--- Problem requirements ---
Report how many lines below contain the word "Augen", and give only that number.

--- Data for the task ---
----------
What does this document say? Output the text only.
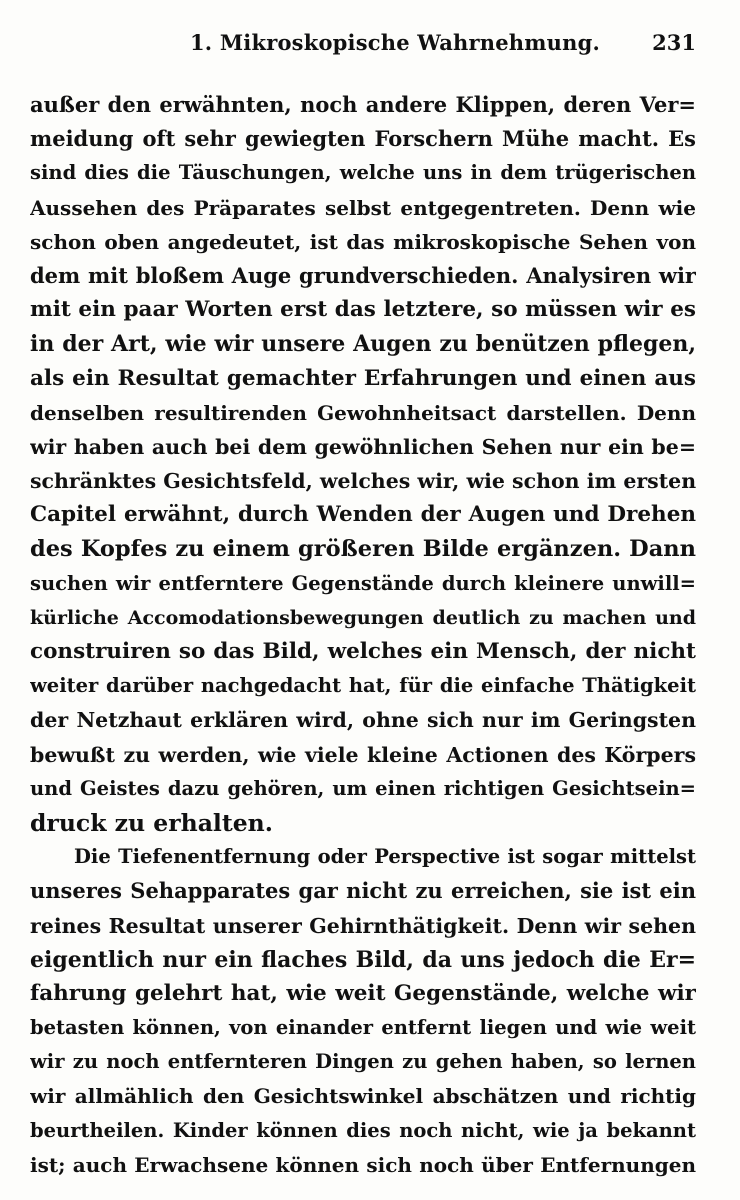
1. Mikroskopische Wahrnehmung. 231
außer den erwähnten, noch andere Klippen, deren Ver=
meidung oft sehr gewiegten Forschern Mühe macht. Es
sind dies die Täuschungen, welche uns in dem trügerischen
Aussehen des Präparates selbst entgegentreten. Denn wie
schon oben angedeutet, ist das mikroskopische Sehen von
dem mit bloßem Auge grundverschieden. Analysiren wir
mit ein paar Worten erst das letztere, so müssen wir es
in der Art, wie wir unsere Augen zu benützen pflegen,
als ein Resultat gemachter Erfahrungen und einen aus
denselben resultirenden Gewohnheitsact darstellen. Denn
wir haben auch bei dem gewöhnlichen Sehen nur ein be=
schränktes Gesichtsfeld, welches wir, wie schon im ersten
Capitel erwähnt, durch Wenden der Augen und Drehen
des Kopfes zu einem größeren Bilde ergänzen. Dann
suchen wir entferntere Gegenstände durch kleinere unwill=
kürliche Accomodationsbewegungen deutlich zu machen und
construiren so das Bild, welches ein Mensch, der nicht
weiter darüber nachgedacht hat, für die einfache Thätigkeit
der Netzhaut erklären wird, ohne sich nur im Geringsten
bewußt zu werden, wie viele kleine Actionen des Körpers
und Geistes dazu gehören, um einen richtigen Gesichtsein=
druck zu erhalten.
Die Tiefenentfernung oder Perspective ist sogar mittelst
unseres Sehapparates gar nicht zu erreichen, sie ist ein
reines Resultat unserer Gehirnthätigkeit. Denn wir sehen
eigentlich nur ein flaches Bild, da uns jedoch die Er=
fahrung gelehrt hat, wie weit Gegenstände, welche wir
betasten können, von einander entfernt liegen und wie weit
wir zu noch entfernteren Dingen zu gehen haben, so lernen
wir allmählich den Gesichtswinkel abschätzen und richtig
beurtheilen. Kinder können dies noch nicht, wie ja bekannt
ist; auch Erwachsene können sich noch über Entfernungen
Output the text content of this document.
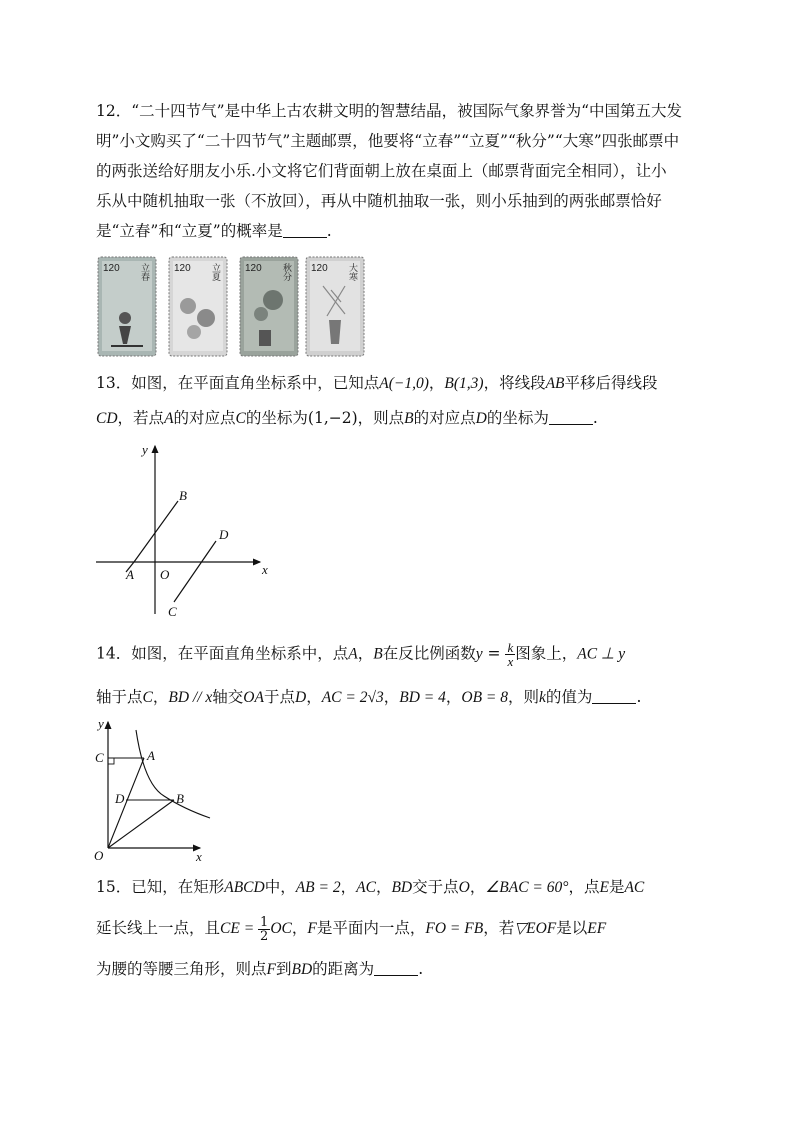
12．“二十四节气”是中华上古农耕文明的智慧结晶，被国际气象界誉为“中国第五大发
明”小文购买了“二十四节气”主题邮票，他要将“立春”“立夏”“秋分”“大寒”四张邮票中
的两张送给好朋友小乐.小文将它们背面朝上放在桌面上（邮票背面完全相同），让小
乐从中随机抽取一张（不放回），再从中随机抽取一张，则小乐抽到的两张邮票恰好
是“立春”和“立夏”的概率是	.
120 立春	120 立夏	120 秋分 120 大寒
13．如图，在平面直角坐标系中，已知点A(−1,0)，B(1,3)，将线段AB平移后得线段
CD，若点A的对应点C的坐标为(1,−2)，则点B的对应点D的坐标为	.
x
y
O
A
B
C
D
14．如图，在平面直角坐标系中，点A，B在反比例函数$y = \frac{k}{x}$ 图象上，AC ⊥ y
轴于点C，BD // x轴交OA于点D，AC = 2√3，BD = 4，OB = 8，则k的值为	.
x
y
O
A
B
C
D
15．已知，在矩形ABCD中，AB = 2，AC，BD交于点O，∠BAC = 60°，点E是AC
延长线上一点，且CE = $\frac{1}{2}$ OC，F是平面内一点，FO = FB，若▽EOF是以EF
为腰的等腰三角形，则点F到BD的距离为	.
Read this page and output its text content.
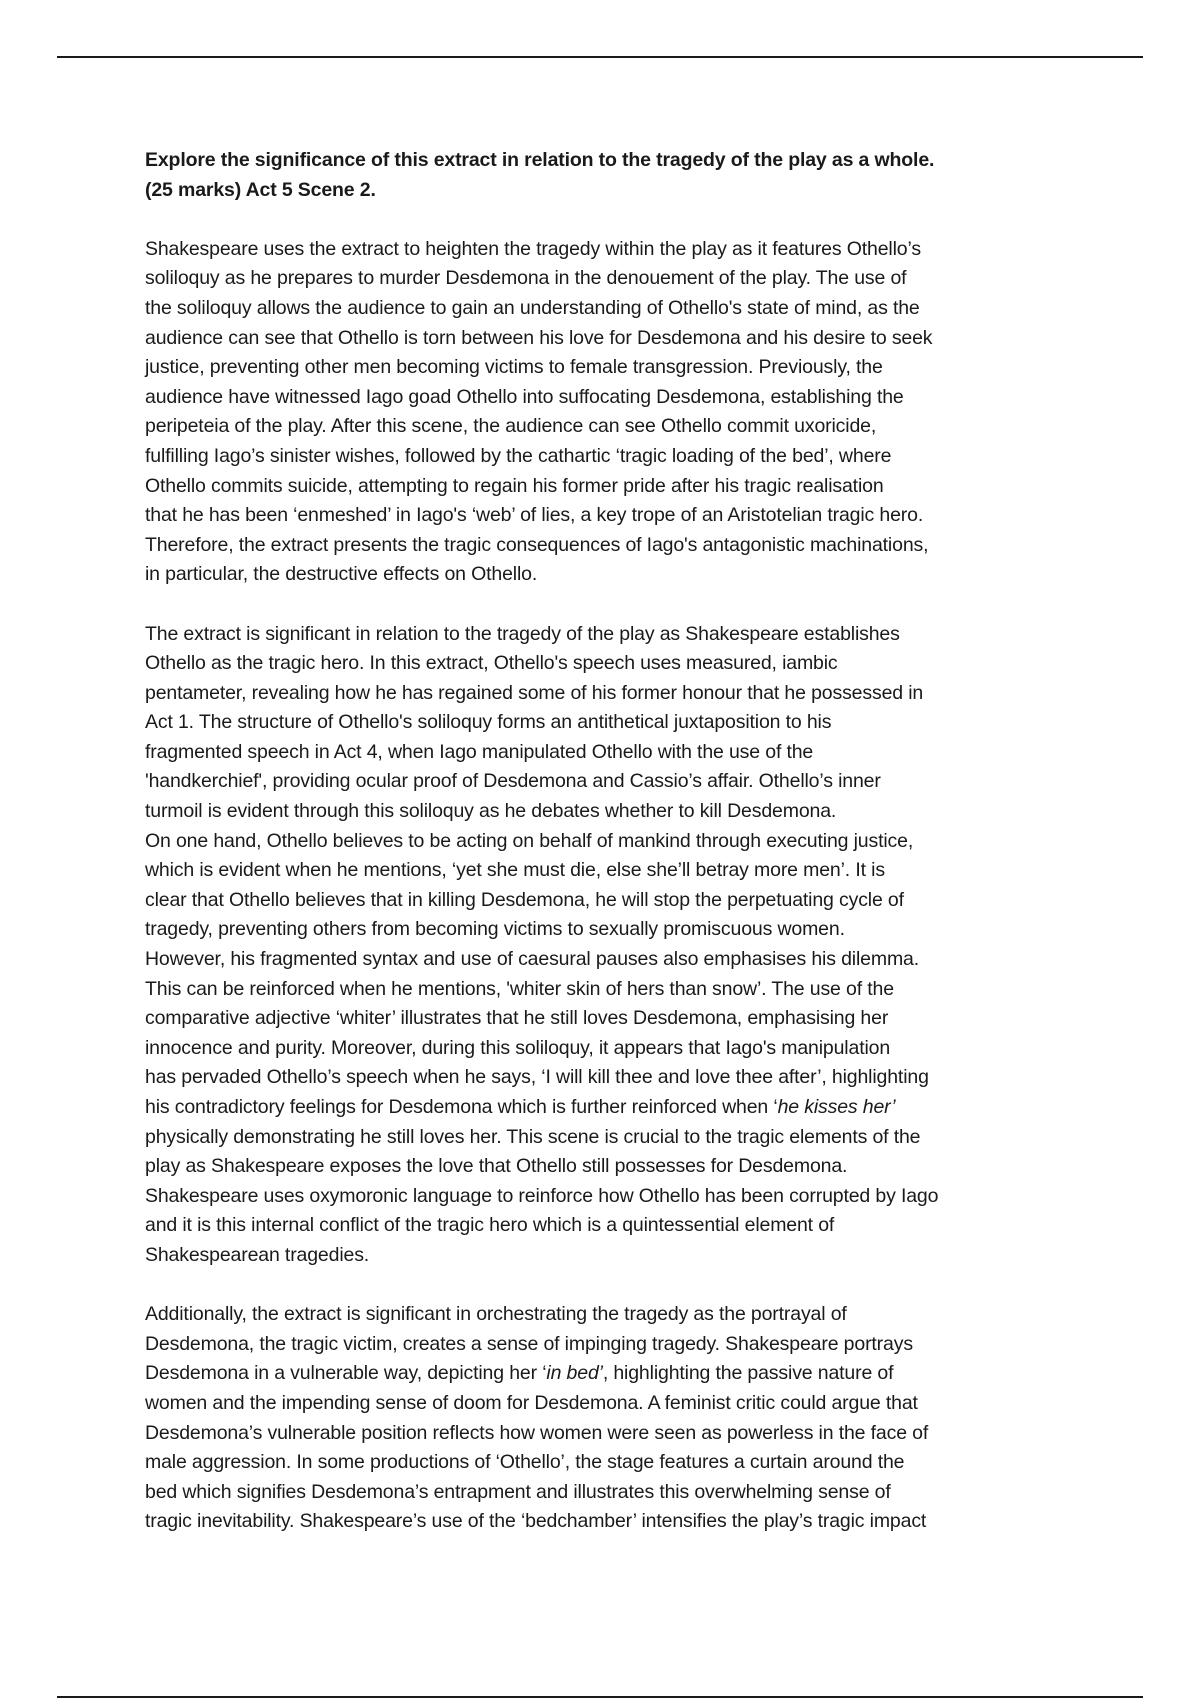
Explore the significance of this extract in relation to the tragedy of the play as a whole.
(25 marks) Act 5 Scene 2.

Shakespeare uses the extract to heighten the tragedy within the play as it features Othello’s
soliloquy as he prepares to murder Desdemona in the denouement of the play. The use of
the soliloquy allows the audience to gain an understanding of Othello's state of mind, as the
audience can see that Othello is torn between his love for Desdemona and his desire to seek
justice, preventing other men becoming victims to female transgression. Previously, the
audience have witnessed Iago goad Othello into suffocating Desdemona, establishing the
peripeteia of the play. After this scene, the audience can see Othello commit uxoricide,
fulfilling Iago’s sinister wishes, followed by the cathartic ‘tragic loading of the bed’, where
Othello commits suicide, attempting to regain his former pride after his tragic realisation
that he has been ‘enmeshed’ in Iago's ‘web’ of lies, a key trope of an Aristotelian tragic hero.
Therefore, the extract presents the tragic consequences of Iago's antagonistic machinations,
in particular, the destructive effects on Othello.

The extract is significant in relation to the tragedy of the play as Shakespeare establishes
Othello as the tragic hero. In this extract, Othello's speech uses measured, iambic
pentameter, revealing how he has regained some of his former honour that he possessed in
Act 1. The structure of Othello's soliloquy forms an antithetical juxtaposition to his
fragmented speech in Act 4, when Iago manipulated Othello with the use of the
'handkerchief', providing ocular proof of Desdemona and Cassio’s affair. Othello’s inner
turmoil is evident through this soliloquy as he debates whether to kill Desdemona.

On one hand, Othello believes to be acting on behalf of mankind through executing justice,
which is evident when he mentions, ‘yet she must die, else she’ll betray more men’. It is
clear that Othello believes that in killing Desdemona, he will stop the perpetuating cycle of
tragedy, preventing others from becoming victims to sexually promiscuous women.
However, his fragmented syntax and use of caesural pauses also emphasises his dilemma.
This can be reinforced when he mentions, 'whiter skin of hers than snow’. The use of the
comparative adjective ‘whiter’ illustrates that he still loves Desdemona, emphasising her
innocence and purity. Moreover, during this soliloquy, it appears that Iago's manipulation
has pervaded Othello’s speech when he says, ‘I will kill thee and love thee after’, highlighting
his contradictory feelings for Desdemona which is further reinforced when ‘he kisses her’
physically demonstrating he still loves her. This scene is crucial to the tragic elements of the
play as Shakespeare exposes the love that Othello still possesses for Desdemona.
Shakespeare uses oxymoronic language to reinforce how Othello has been corrupted by Iago
and it is this internal conflict of the tragic hero which is a quintessential element of
Shakespearean tragedies.

Additionally, the extract is significant in orchestrating the tragedy as the portrayal of
Desdemona, the tragic victim, creates a sense of impinging tragedy. Shakespeare portrays
Desdemona in a vulnerable way, depicting her ‘in bed’, highlighting the passive nature of
women and the impending sense of doom for Desdemona. A feminist critic could argue that
Desdemona’s vulnerable position reflects how women were seen as powerless in the face of
male aggression. In some productions of ‘Othello’, the stage features a curtain around the
bed which signifies Desdemona’s entrapment and illustrates this overwhelming sense of
tragic inevitability. Shakespeare’s use of the ‘bedchamber’ intensifies the play’s tragic impact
----------
--- Completed exercise ---
2